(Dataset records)

— start —

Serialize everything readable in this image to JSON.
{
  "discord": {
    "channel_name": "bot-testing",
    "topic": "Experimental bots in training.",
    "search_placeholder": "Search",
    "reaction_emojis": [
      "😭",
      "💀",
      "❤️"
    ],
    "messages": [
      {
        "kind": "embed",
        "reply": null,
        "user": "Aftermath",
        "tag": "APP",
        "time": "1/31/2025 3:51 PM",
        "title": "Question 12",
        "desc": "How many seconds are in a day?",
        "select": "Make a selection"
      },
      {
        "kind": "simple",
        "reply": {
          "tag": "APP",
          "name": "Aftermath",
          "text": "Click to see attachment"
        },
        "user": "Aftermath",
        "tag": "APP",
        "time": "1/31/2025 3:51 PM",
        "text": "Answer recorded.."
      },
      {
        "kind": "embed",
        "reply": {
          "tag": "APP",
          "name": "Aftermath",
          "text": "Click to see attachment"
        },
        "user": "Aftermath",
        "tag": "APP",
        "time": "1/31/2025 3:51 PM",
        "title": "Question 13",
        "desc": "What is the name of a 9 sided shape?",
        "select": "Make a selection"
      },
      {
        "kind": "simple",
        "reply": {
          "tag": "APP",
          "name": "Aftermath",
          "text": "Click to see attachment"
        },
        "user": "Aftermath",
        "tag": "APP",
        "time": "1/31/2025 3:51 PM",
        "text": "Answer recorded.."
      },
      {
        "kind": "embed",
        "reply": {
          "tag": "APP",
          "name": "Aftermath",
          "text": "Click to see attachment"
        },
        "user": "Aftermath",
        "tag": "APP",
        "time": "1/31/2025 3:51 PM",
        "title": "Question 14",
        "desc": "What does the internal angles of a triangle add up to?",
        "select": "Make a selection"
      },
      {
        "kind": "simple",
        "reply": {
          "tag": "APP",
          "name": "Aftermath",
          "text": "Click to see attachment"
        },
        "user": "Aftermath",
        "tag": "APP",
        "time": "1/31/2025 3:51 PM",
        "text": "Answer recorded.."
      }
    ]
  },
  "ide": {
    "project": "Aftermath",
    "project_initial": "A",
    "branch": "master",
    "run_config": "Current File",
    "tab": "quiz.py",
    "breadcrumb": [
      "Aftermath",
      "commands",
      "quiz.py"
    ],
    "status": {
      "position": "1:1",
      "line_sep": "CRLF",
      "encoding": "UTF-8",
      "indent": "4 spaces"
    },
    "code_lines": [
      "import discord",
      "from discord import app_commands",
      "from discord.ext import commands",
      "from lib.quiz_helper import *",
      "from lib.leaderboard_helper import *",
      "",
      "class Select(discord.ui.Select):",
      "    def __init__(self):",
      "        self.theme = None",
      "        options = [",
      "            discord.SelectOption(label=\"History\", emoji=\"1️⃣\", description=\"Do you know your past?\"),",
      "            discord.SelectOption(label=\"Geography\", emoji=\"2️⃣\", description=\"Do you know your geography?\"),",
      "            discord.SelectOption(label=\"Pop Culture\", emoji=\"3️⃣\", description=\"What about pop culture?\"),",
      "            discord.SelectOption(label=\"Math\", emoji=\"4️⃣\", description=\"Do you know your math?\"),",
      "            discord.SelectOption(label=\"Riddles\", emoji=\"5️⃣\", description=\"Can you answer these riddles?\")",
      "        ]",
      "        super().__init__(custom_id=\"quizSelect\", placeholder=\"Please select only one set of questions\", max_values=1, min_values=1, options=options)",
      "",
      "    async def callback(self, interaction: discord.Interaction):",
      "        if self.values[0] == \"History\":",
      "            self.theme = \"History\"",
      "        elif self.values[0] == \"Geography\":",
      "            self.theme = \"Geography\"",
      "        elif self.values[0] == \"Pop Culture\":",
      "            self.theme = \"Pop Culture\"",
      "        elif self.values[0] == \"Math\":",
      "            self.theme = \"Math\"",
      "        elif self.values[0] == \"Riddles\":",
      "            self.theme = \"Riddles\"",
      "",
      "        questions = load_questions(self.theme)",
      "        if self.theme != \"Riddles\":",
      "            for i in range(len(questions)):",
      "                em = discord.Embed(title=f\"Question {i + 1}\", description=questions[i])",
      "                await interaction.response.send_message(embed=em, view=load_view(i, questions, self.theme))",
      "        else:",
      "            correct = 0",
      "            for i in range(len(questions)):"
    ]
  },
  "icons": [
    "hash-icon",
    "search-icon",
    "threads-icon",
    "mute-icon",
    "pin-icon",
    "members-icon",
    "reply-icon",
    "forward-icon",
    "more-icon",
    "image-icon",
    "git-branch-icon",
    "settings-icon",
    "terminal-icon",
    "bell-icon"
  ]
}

— end —

Return each entry from above without altering a single character.

Serialize everything readable in this image to JSON.
{
  "discord": {
    "channel_name": "bot-testing",
    "topic": "Experimental bots in training.",
    "search_placeholder": "Search",
    "reaction_emojis": [
      "😭",
      "💀",
      "❤️"
    ],
    "messages": [
      {
        "kind": "embed",
        "reply": null,
        "user": "Aftermath",
        "tag": "APP",
        "time": "1/31/2025 3:51 PM",
        "title": "Question 12",
        "desc": "How many seconds are in a day?",
        "select": "Make a selection"
      },
      {
        "kind": "simple",
        "reply": {
          "tag": "APP",
          "name": "Aftermath",
          "text": "Click to see attachment"
        },
        "user": "Aftermath",
        "tag": "APP",
        "time": "1/31/2025 3:51 PM",
        "text": "Answer recorded.."
      },
      {
        "kind": "embed",
        "reply": {
          "tag": "APP",
          "name": "Aftermath",
          "text": "Click to see attachment"
        },
        "user": "Aftermath",
        "tag": "APP",
        "time": "1/31/2025 3:51 PM",
        "title": "Question 13",
        "desc": "What is the name of a 9 sided shape?",
        "select": "Make a selection"
      },
      {
        "kind": "simple",
        "reply": {
          "tag": "APP",
          "name": "Aftermath",
          "text": "Click to see attachment"
        },
        "user": "Aftermath",
        "tag": "APP",
        "time": "1/31/2025 3:51 PM",
        "text": "Answer recorded.."
      },
      {
        "kind": "embed",
        "reply": {
          "tag": "APP",
          "name": "Aftermath",
          "text": "Click to see attachment"
        },
        "user": "Aftermath",
        "tag": "APP",
        "time": "1/31/2025 3:51 PM",
        "title": "Question 14",
        "desc": "What does the internal angles of a triangle add up to?",
        "select": "Make a selection"
      },
      {
        "kind": "simple",
        "reply": {
          "tag": "APP",
          "name": "Aftermath",
          "text": "Click to see attachment"
        },
        "user": "Aftermath",
        "tag": "APP",
        "time": "1/31/2025 3:51 PM",
        "text": "Answer recorded.."
      }
    ]
  },
  "ide": {
    "project": "Aftermath",
    "project_initial": "A",
    "branch": "master",
    "run_config": "Current File",
    "tab": "quiz.py",
    "breadcrumb": [
      "Aftermath",
      "commands",
      "quiz.py"
    ],
    "status": {
      "position": "1:1",
      "line_sep": "CRLF",
      "encoding": "UTF-8",
      "indent": "4 spaces"
    },
    "code_lines": [
      "import discord",
      "from discord import app_commands",
      "from discord.ext import commands",
      "from lib.quiz_helper import *",
      "from lib.leaderboard_helper import *",
      "",
      "class Select(discord.ui.Select):",
      "    def __init__(self):",
      "        self.theme = None",
      "        options = [",
      "            discord.SelectOption(label=\"History\", emoji=\"1️⃣\", description=\"Do you know your past?\"),",
      "            discord.SelectOption(label=\"Geography\", emoji=\"2️⃣\", description=\"Do you know your geography?\"),",
      "            discord.SelectOption(label=\"Pop Culture\", emoji=\"3️⃣\", description=\"What about pop culture?\"),",
      "            discord.SelectOption(label=\"Math\", emoji=\"4️⃣\", description=\"Do you know your math?\"),",
      "            discord.SelectOption(label=\"Riddles\", emoji=\"5️⃣\", description=\"Can you answer these riddles?\")",
      "        ]",
      "        super().__init__(custom_id=\"quizSelect\", placeholder=\"Please select only one set of questions\", max_values=1, min_values=1, options=options)",
      "",
      "    async def callback(self, interaction: discord.Interaction):",
      "        if self.values[0] == \"History\":",
      "            self.theme = \"History\"",
      "        elif self.values[0] == \"Geography\":",
      "            self.theme = \"Geography\"",
      "        elif self.values[0] == \"Pop Culture\":",
      "            self.theme = \"Pop Culture\"",
      "        elif self.values[0] == \"Math\":",
      "            self.theme = \"Math\"",
      "        elif self.values[0] == \"Riddles\":",
      "            self.theme = \"Riddles\"",
      "",
      "        questions = load_questions(self.theme)",
      "        if self.theme != \"Riddles\":",
      "            for i in range(len(questions)):",
      "                em = discord.Embed(title=f\"Question {i + 1}\", description=questions[i])",
      "                await interaction.response.send_message(embed=em, view=load_view(i, questions, self.theme))",
      "        else:",
      "            correct = 0",
      "            for i in range(len(questions)):"
    ]
  },
  "icons": [
    "hash-icon",
    "search-icon",
    "threads-icon",
    "mute-icon",
    "pin-icon",
    "members-icon",
    "reply-icon",
    "forward-icon",
    "more-icon",
    "image-icon",
    "git-branch-icon",
    "settings-icon",
    "terminal-icon",
    "bell-icon"
  ]
}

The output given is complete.